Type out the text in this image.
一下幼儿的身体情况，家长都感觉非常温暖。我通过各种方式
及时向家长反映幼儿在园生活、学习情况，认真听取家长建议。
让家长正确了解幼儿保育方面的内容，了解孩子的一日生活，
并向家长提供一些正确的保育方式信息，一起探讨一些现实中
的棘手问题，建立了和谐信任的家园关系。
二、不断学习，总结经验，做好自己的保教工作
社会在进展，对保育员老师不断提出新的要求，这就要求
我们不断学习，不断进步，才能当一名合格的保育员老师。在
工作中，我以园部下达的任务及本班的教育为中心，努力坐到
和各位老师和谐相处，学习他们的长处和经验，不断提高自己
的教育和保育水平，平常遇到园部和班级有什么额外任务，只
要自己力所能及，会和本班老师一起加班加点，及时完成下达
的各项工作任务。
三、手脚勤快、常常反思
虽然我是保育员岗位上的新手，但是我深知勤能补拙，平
_ _ _ _
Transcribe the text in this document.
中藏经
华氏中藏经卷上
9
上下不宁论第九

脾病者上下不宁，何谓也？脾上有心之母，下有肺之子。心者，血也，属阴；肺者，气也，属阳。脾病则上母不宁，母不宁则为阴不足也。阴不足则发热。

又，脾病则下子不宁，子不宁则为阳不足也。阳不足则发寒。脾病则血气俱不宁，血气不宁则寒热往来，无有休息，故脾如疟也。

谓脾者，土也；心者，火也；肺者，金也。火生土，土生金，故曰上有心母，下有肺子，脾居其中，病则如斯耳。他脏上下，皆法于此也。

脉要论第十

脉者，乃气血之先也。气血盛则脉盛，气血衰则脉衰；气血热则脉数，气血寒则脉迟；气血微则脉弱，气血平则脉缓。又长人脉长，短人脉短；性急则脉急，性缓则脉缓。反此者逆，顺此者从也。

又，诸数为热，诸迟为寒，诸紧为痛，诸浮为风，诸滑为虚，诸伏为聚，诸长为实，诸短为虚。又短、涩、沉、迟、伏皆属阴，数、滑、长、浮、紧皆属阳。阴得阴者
_ _ _ _
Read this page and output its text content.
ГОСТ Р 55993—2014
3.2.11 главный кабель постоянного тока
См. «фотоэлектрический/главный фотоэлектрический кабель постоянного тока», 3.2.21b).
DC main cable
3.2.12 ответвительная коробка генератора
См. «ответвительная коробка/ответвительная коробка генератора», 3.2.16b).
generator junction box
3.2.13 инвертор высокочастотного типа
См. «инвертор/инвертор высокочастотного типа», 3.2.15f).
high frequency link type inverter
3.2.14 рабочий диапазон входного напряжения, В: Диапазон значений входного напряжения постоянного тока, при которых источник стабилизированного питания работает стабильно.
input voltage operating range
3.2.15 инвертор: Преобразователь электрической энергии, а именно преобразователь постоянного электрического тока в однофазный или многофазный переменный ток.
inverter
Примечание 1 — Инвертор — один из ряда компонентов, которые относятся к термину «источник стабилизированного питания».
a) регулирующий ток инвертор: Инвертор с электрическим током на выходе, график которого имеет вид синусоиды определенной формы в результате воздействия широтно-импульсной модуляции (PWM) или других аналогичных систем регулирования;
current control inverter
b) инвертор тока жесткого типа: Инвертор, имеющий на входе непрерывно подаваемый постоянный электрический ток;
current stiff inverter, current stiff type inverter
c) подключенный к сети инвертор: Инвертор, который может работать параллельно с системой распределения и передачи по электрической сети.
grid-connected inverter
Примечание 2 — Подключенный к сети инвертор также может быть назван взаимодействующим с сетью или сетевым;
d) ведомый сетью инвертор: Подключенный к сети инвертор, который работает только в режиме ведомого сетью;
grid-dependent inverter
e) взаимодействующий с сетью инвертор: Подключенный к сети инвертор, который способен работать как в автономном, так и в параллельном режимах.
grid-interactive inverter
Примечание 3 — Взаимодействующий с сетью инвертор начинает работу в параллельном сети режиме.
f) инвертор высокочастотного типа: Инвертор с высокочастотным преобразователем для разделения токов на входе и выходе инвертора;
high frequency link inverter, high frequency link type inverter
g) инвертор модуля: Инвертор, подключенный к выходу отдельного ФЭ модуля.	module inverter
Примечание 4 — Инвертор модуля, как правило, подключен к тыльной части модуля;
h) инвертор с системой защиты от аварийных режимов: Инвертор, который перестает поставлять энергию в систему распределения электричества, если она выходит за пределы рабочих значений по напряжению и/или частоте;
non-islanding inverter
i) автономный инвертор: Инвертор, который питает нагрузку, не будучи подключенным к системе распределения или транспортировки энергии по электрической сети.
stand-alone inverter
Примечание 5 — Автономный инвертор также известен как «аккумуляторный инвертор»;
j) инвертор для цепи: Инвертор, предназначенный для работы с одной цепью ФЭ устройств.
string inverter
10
_ _ _ _
Your goal:
How many lines of the records contain the string "ответвительная"? Respond with the number alone.

Response:
2